Items listed in a dataset:
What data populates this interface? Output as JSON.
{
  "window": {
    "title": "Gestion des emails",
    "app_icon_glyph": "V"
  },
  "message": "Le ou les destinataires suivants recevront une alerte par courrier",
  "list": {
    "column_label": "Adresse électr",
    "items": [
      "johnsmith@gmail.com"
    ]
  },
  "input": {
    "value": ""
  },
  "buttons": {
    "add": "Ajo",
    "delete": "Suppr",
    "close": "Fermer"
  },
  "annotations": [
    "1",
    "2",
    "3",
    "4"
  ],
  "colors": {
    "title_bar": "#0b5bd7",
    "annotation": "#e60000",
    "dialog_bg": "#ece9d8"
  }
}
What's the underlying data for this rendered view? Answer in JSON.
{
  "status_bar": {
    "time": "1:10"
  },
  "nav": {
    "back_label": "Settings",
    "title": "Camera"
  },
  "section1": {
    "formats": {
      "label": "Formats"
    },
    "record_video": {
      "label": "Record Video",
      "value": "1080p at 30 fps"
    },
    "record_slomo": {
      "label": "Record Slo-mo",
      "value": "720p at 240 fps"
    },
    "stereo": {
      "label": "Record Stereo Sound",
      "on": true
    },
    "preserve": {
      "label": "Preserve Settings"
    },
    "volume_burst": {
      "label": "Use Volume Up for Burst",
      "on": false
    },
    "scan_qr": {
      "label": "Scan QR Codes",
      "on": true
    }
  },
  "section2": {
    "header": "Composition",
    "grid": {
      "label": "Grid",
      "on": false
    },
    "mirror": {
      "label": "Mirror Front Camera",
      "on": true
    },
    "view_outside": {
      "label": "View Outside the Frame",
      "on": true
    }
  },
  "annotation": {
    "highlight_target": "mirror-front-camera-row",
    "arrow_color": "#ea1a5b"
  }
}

**Prompt:**
Check each line of the records above for "JSON", and copy those that have it.

**Exercise answer:**
What data populates this interface? Output as JSON.
What's the underlying data for this rendered view? Answer in JSON.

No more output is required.